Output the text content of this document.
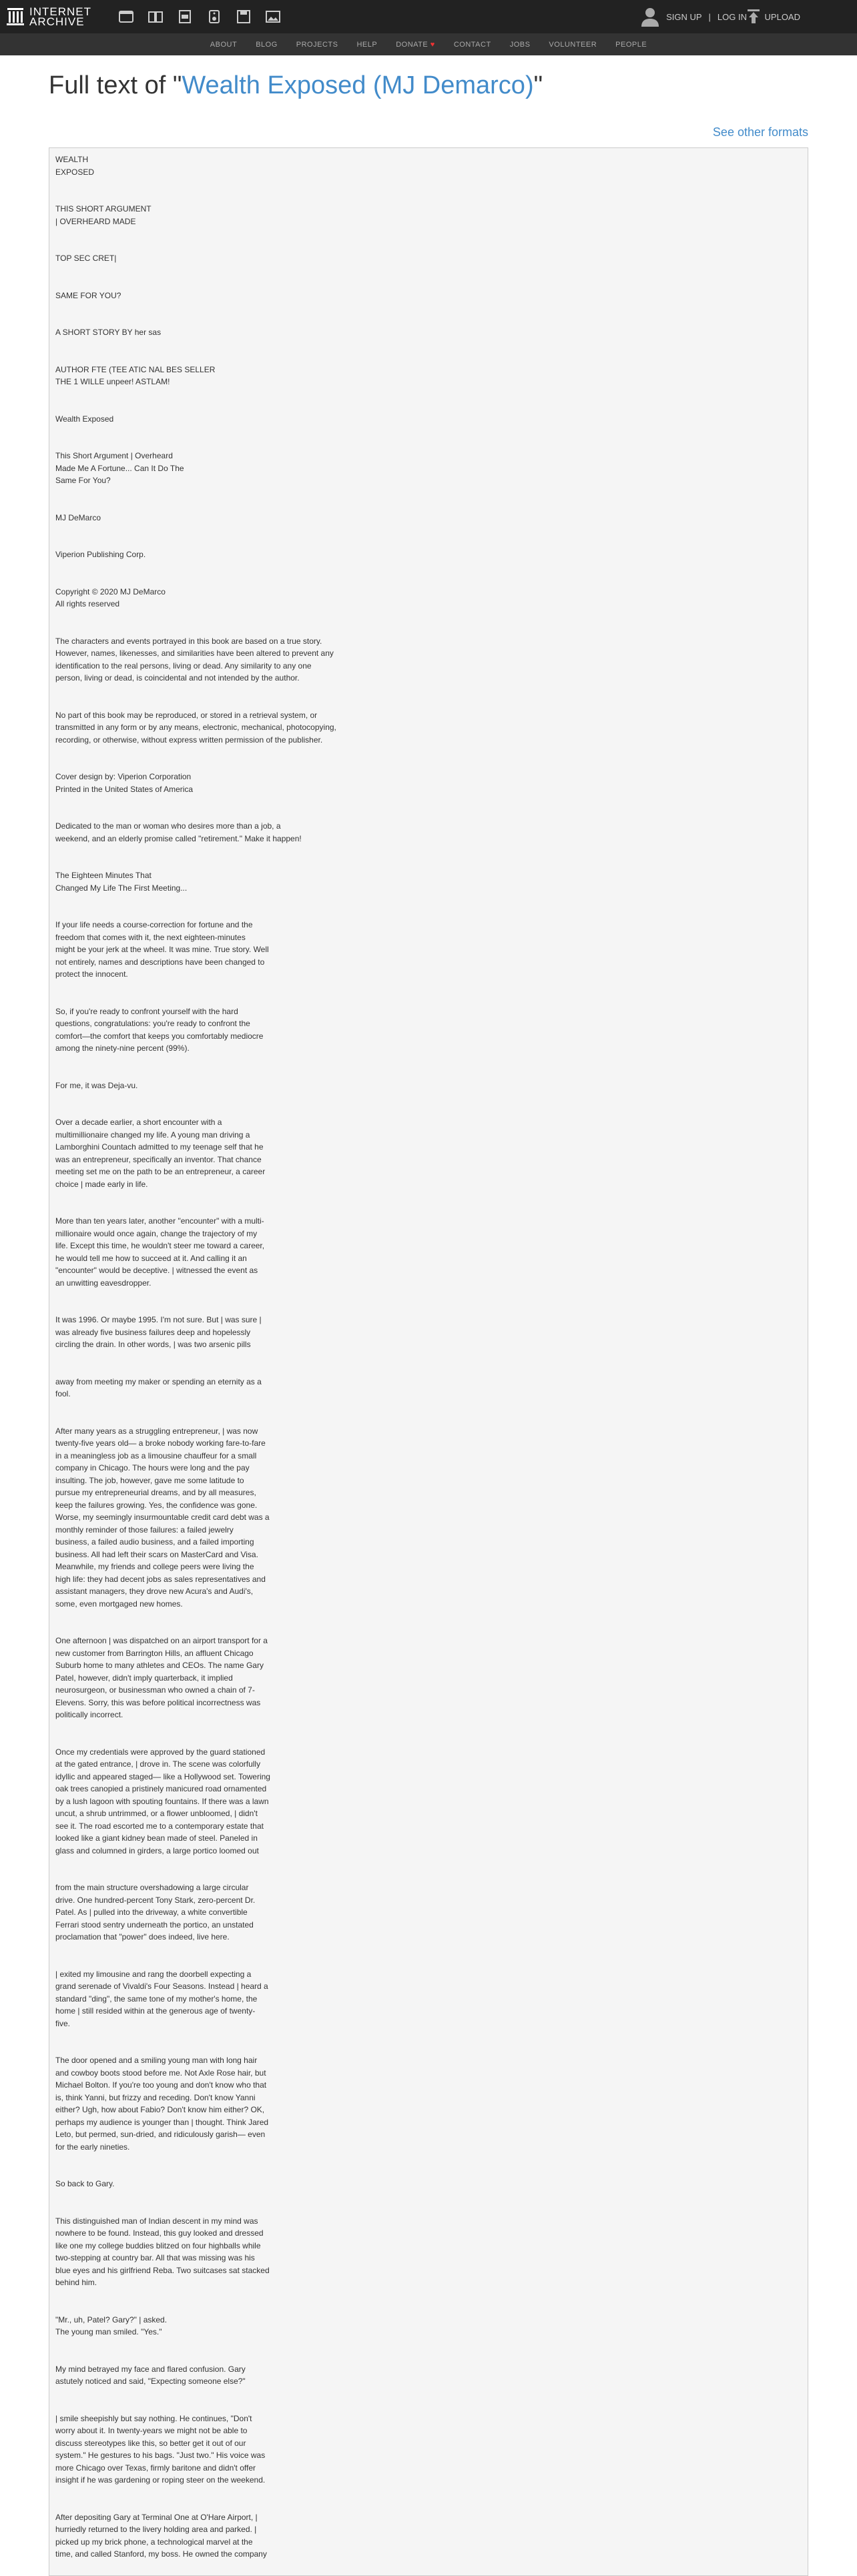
INTERNET
ARCHIVE	SIGN UP | LOG IN UPLOAD
ABOUT	BLOG	PROJECTS	HELP	DONATE ♥	CONTACT	JOBS	VOLUNTEER	PEOPLE
Full text of "Wealth Exposed (MJ Demarco)"
See other formats
WEALTH
EXPOSED
THIS SHORT ARGUMENT
| OVERHEARD MADE
TOP SEC CRET|
SAME FOR YOU?
A SHORT STORY BY her sas
AUTHOR FTE (TEE ATIC NAL BES SELLER
THE 1 WILLE unpeer! ASTLAM!
Wealth Exposed
This Short Argument | Overheard
Made Me A Fortune... Can It Do The
Same For You?
MJ DeMarco
Viperion Publishing Corp.
Copyright © 2020 MJ DeMarco
All rights reserved
The characters and events portrayed in this book are based on a true story.
However, names, likenesses, and similarities have been altered to prevent any
identification to the real persons, living or dead. Any similarity to any one
person, living or dead, is coincidental and not intended by the author.
No part of this book may be reproduced, or stored in a retrieval system, or
transmitted in any form or by any means, electronic, mechanical, photocopying,
recording, or otherwise, without express written permission of the publisher.
Cover design by: Viperion Corporation
Printed in the United States of America
Dedicated to the man or woman who desires more than a job, a
weekend, and an elderly promise called "retirement." Make it happen!
The Eighteen Minutes That
Changed My Life The First Meeting...
If your life needs a course-correction for fortune and the
freedom that comes with it, the next eighteen-minutes
might be your jerk at the wheel. It was mine. True story. Well
not entirely, names and descriptions have been changed to
protect the innocent.
So, if you're ready to confront yourself with the hard
questions, congratulations: you're ready to confront the
comfort—the comfort that keeps you comfortably mediocre
among the ninety-nine percent (99%).
For me, it was Deja-vu.
Over a decade earlier, a short encounter with a
multimillionaire changed my life. A young man driving a
Lamborghini Countach admitted to my teenage self that he
was an entrepreneur, specifically an inventor. That chance
meeting set me on the path to be an entrepreneur, a career
choice | made early in life.
More than ten years later, another "encounter" with a multi-
millionaire would once again, change the trajectory of my
life. Except this time, he wouldn't steer me toward a career,
he would tell me how to succeed at it. And calling it an
"encounter" would be deceptive. | witnessed the event as
an unwitting eavesdropper.
It was 1996. Or maybe 1995. I'm not sure. But | was sure |
was already five business failures deep and hopelessly
circling the drain. In other words, | was two arsenic pills
away from meeting my maker or spending an eternity as a
fool.
After many years as a struggling entrepreneur, | was now
twenty-five years old— a broke nobody working fare-to-fare
in a meaningless job as a limousine chauffeur for a small
company in Chicago. The hours were long and the pay
insulting. The job, however, gave me some latitude to
pursue my entrepreneurial dreams, and by all measures,
keep the failures growing. Yes, the confidence was gone.
Worse, my seemingly insurmountable credit card debt was a
monthly reminder of those failures: a failed jewelry
business, a failed audio business, and a failed importing
business. All had left their scars on MasterCard and Visa.
Meanwhile, my friends and college peers were living the
high life: they had decent jobs as sales representatives and
assistant managers, they drove new Acura's and Audi's,
some, even mortgaged new homes.
One afternoon | was dispatched on an airport transport for a
new customer from Barrington Hills, an affluent Chicago
Suburb home to many athletes and CEOs. The name Gary
Patel, however, didn't imply quarterback, it implied
neurosurgeon, or businessman who owned a chain of 7-
Elevens. Sorry, this was before political incorrectness was
politically incorrect.
Once my credentials were approved by the guard stationed
at the gated entrance, | drove in. The scene was colorfully
idyllic and appeared staged— like a Hollywood set. Towering
oak trees canopied a pristinely manicured road ornamented
by a lush lagoon with spouting fountains. If there was a lawn
uncut, a shrub untrimmed, or a flower unbloomed, | didn't
see it. The road escorted me to a contemporary estate that
looked like a giant kidney bean made of steel. Paneled in
glass and columned in girders, a large portico loomed out
from the main structure overshadowing a large circular
drive. One hundred-percent Tony Stark, zero-percent Dr.
Patel. As | pulled into the driveway, a white convertible
Ferrari stood sentry underneath the portico, an unstated
proclamation that "power" does indeed, live here.
| exited my limousine and rang the doorbell expecting a
grand serenade of Vivaldi's Four Seasons. Instead | heard a
standard "ding", the same tone of my mother's home, the
home | still resided within at the generous age of twenty-
five.
The door opened and a smiling young man with long hair
and cowboy boots stood before me. Not Axle Rose hair, but
Michael Bolton. If you're too young and don't know who that
is, think Yanni, but frizzy and receding. Don't know Yanni
either? Ugh, how about Fabio? Don't know him either? OK,
perhaps my audience is younger than | thought. Think Jared
Leto, but permed, sun-dried, and ridiculously garish— even
for the early nineties.
So back to Gary.
This distinguished man of Indian descent in my mind was
nowhere to be found. Instead, this guy looked and dressed
like one my college buddies blitzed on four highballs while
two-stepping at country bar. All that was missing was his
blue eyes and his girlfriend Reba. Two suitcases sat stacked
behind him.
"Mr., uh, Patel? Gary?" | asked.
The young man smiled. "Yes."
My mind betrayed my face and flared confusion. Gary
astutely noticed and said, "Expecting someone else?"
| smile sheepishly but say nothing. He continues, "Don't
worry about it. In twenty-years we might not be able to
discuss stereotypes like this, so better get it out of our
system." He gestures to his bags. "Just two." His voice was
more Chicago over Texas, firmly baritone and didn't offer
insight if he was gardening or roping steer on the weekend.
After depositing Gary at Terminal One at O'Hare Airport, |
hurriedly returned to the livery holding area and parked. |
picked up my brick phone, a technological marvel at the
time, and called Stanford, my boss. He owned the company
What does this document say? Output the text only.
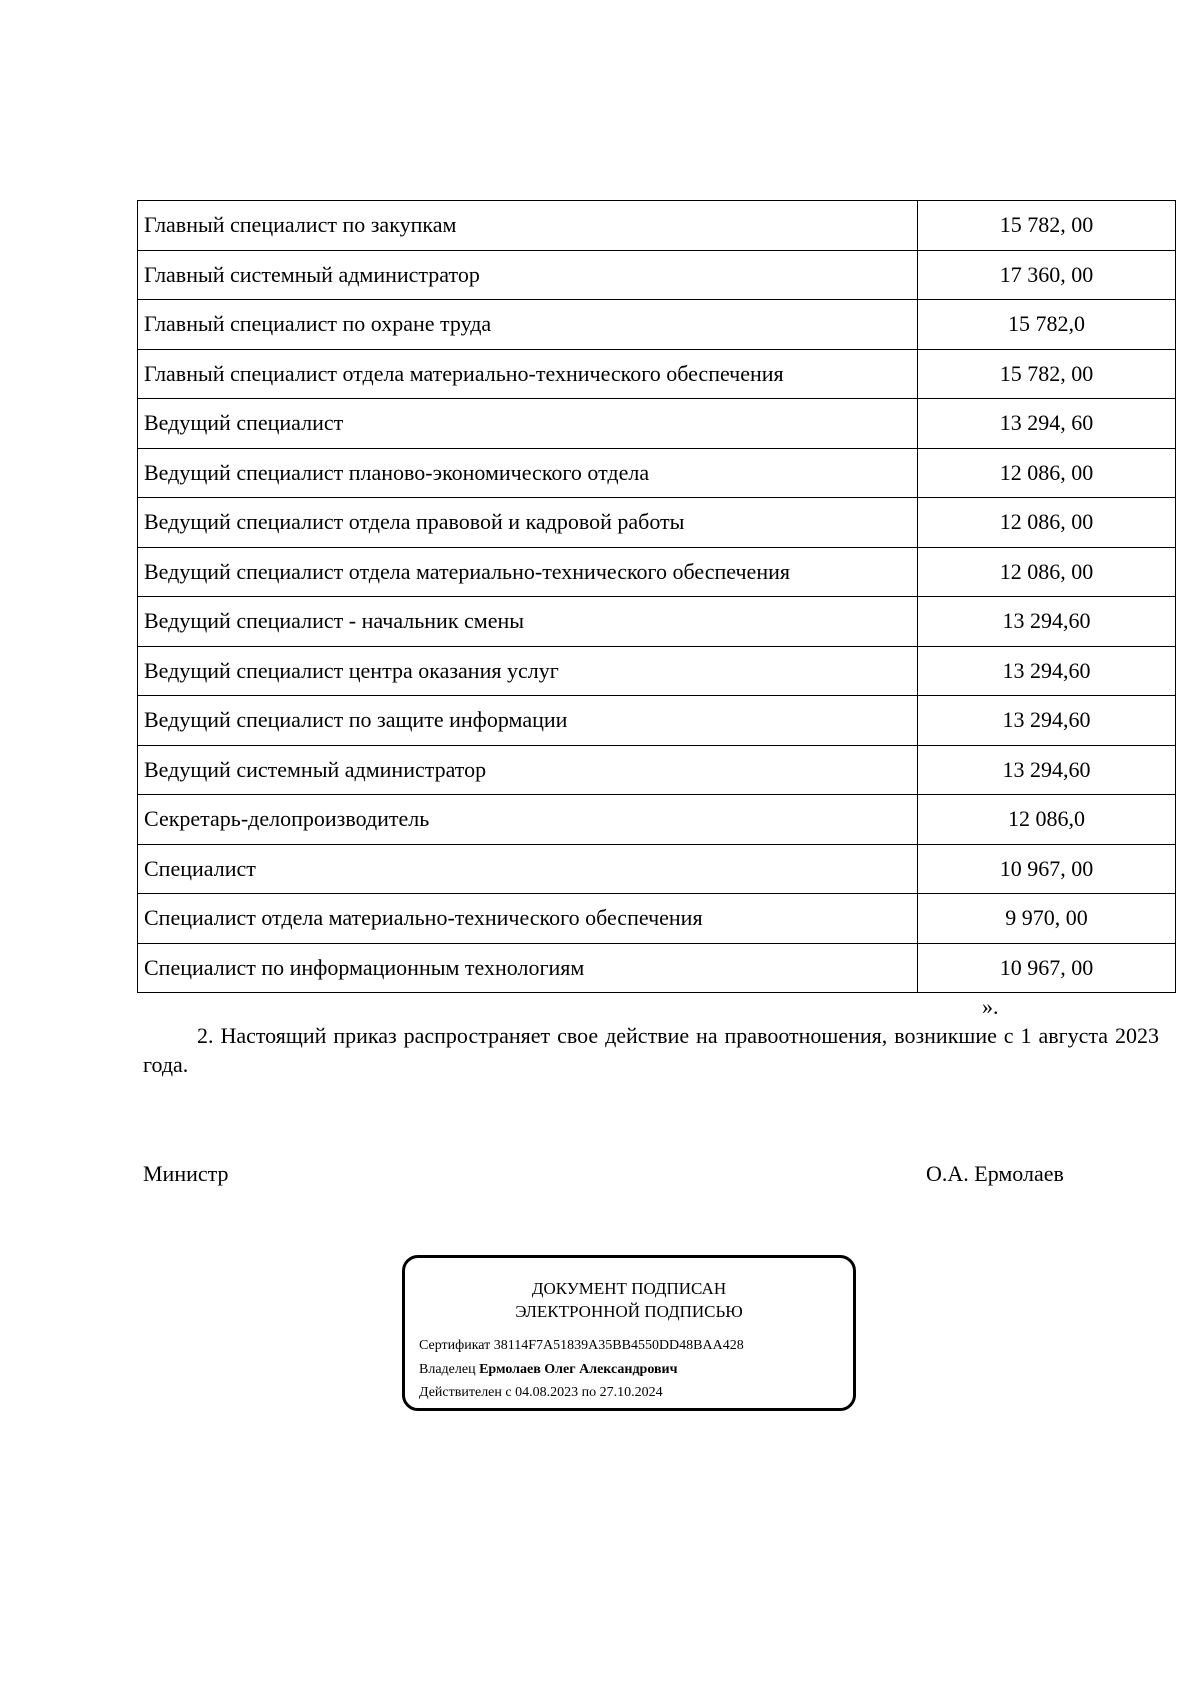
Главный специалист по закупкам	15 782, 00
Главный системный администратор	17 360, 00
Главный специалист по охране труда	15 782,0
Главный специалист отдела материально-технического обеспечения	15 782, 00
Ведущий специалист	13 294, 60
Ведущий специалист планово-экономического отдела	12 086, 00
Ведущий специалист отдела правовой и кадровой работы	12 086, 00
Ведущий специалист отдела материально-технического обеспечения	12 086, 00
Ведущий специалист - начальник смены	13 294,60
Ведущий специалист центра оказания услуг	13 294,60
Ведущий специалист по защите информации	13 294,60
Ведущий системный администратор	13 294,60
Секретарь-делопроизводитель	12 086,0
Специалист	10 967, 00
Специалист отдела материально-технического обеспечения	9 970, 00
Специалист по информационным технологиям	10 967, 00
».

2. Настоящий приказ распространяет свое действие на правоотношения, возникшие с 1 августа 2023 года.

Министр	О.А. Ермолаев
ДОКУМЕНТ ПОДПИСАН
ЭЛЕКТРОННОЙ ПОДПИСЬЮ
Сертификат 38114F7A51839A35BB4550DD48BAA428
Владелец Ермолаев Олег Александрович
Действителен с 04.08.2023 по 27.10.2024
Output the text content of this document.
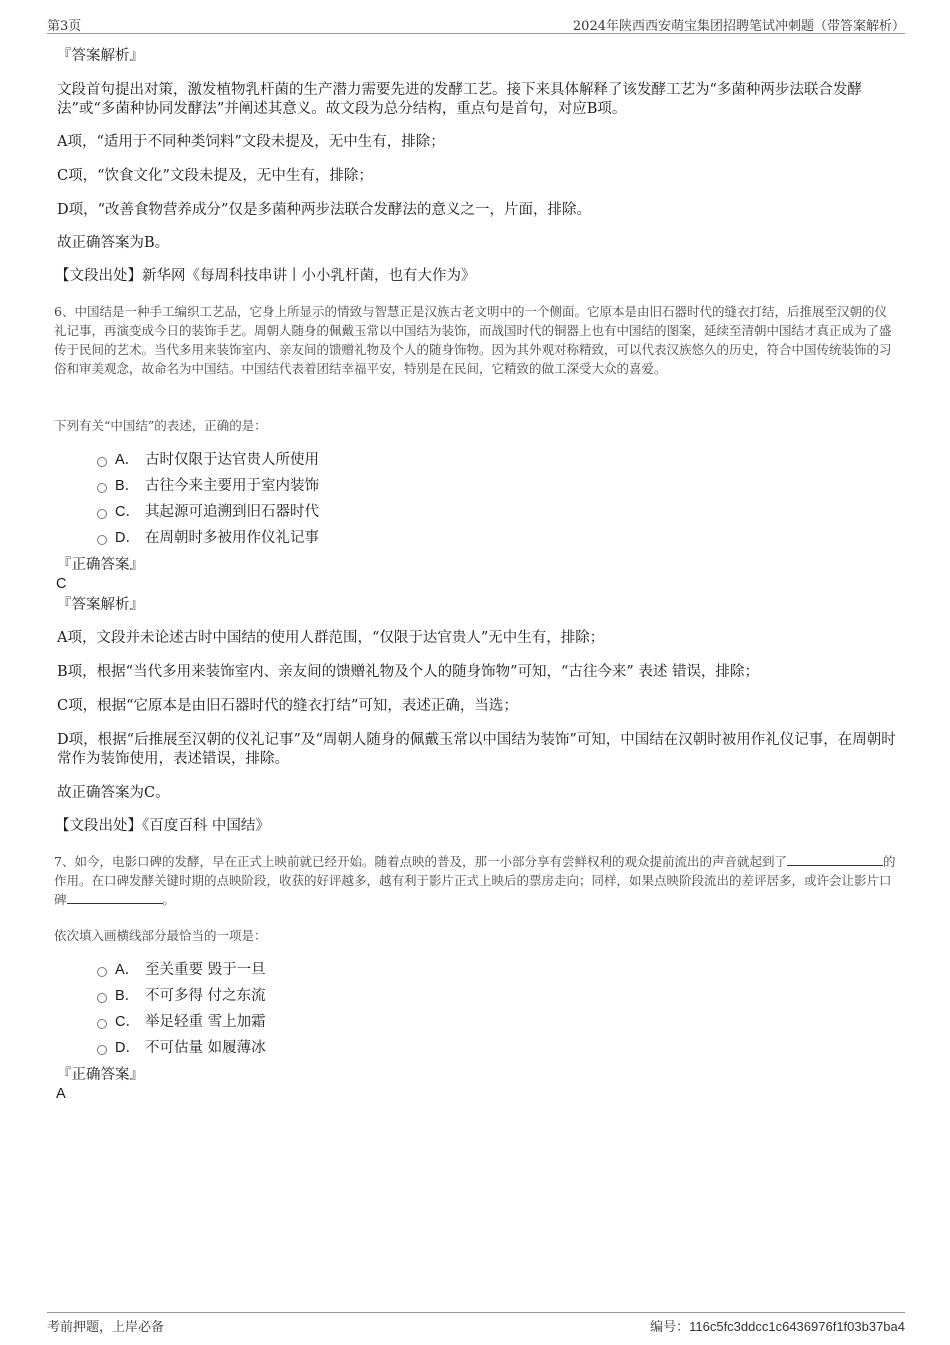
第3页	2024年陕西西安萌宝集团招聘笔试冲刺题（带答案解析）
『答案解析』
文段首句提出对策，激发植物乳杆菌的生产潜力需要先进的发酵工艺。接下来具体解释了该发酵工艺为“多菌种两步法联合发酵法”或“多菌种协同发酵法”并阐述其意义。故文段为总分结构，重点句是首句，对应B项。
A项，“适用于不同种类饲料”文段未提及，无中生有，排除；
C项，“饮食文化”文段未提及，无中生有，排除；
D项，“改善食物营养成分”仅是多菌种两步法联合发酵法的意义之一，片面，排除。
故正确答案为B。
【文段出处】新华网《每周科技串讲丨小小乳杆菌，也有大作为》
6、中国结是一种手工编织工艺品，它身上所显示的情致与智慧正是汉族古老文明中的一个侧面。它原本是由旧石器时代的缝衣打结，后推展至汉朝的仪礼记事，再演变成今日的装饰手艺。周朝人随身的佩戴玉常以中国结为装饰，而战国时代的铜器上也有中国结的图案，延续至清朝中国结才真正成为了盛传于民间的艺术。当代多用来装饰室内、亲友间的馈赠礼物及个人的随身饰物。因为其外观对称精致，可以代表汉族悠久的历史，符合中国传统装饰的习俗和审美观念，故命名为中国结。中国结代表着团结幸福平安，特别是在民间，它精致的做工深受大众的喜爱。
下列有关“中国结”的表述，正确的是：
A． 古时仅限于达官贵人所使用
B． 古往今来主要用于室内装饰
C． 其起源可追溯到旧石器时代
D． 在周朝时多被用作仪礼记事
『正确答案』
C
『答案解析』
A项，文段并未论述古时中国结的使用人群范围，“仅限于达官贵人”无中生有，排除；
B项，根据“当代多用来装饰室内、亲友间的馈赠礼物及个人的随身饰物”可知，“古往今来” 表述 错误，排除；
C项，根据“它原本是由旧石器时代的缝衣打结”可知，表述正确，当选；
D项，根据“后推展至汉朝的仪礼记事”及“周朝人随身的佩戴玉常以中国结为装饰”可知，中国结在汉朝时被用作礼仪记事，在周朝时常作为装饰使用，表述错误，排除。
故正确答案为C。
【文段出处】《百度百科 中国结》
7、如今，电影口碑的发酵，早在正式上映前就已经开始。随着点映的普及，那一小部分享有尝鲜权利的观众提前流出的声音就起到了	的作用。在口碑发酵关键时期的点映阶段，收获的好评越多，越有利于影片正式上映后的票房走向；同样，如果点映阶段流出的差评居多，或许会让影片口碑	。
依次填入画横线部分最恰当的一项是：
A． 至关重要 毁于一旦
B． 不可多得 付之东流
C． 举足轻重 雪上加霜
D． 不可估量 如履薄冰
『正确答案』
A
考前押题，上岸必备	编号：116c5fc3ddcc1c6436976f1f03b37ba4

****

(Task to complete): Among the lines of the listing, how many hold the string "drove"? Respond with only the number.

(Expected output): 2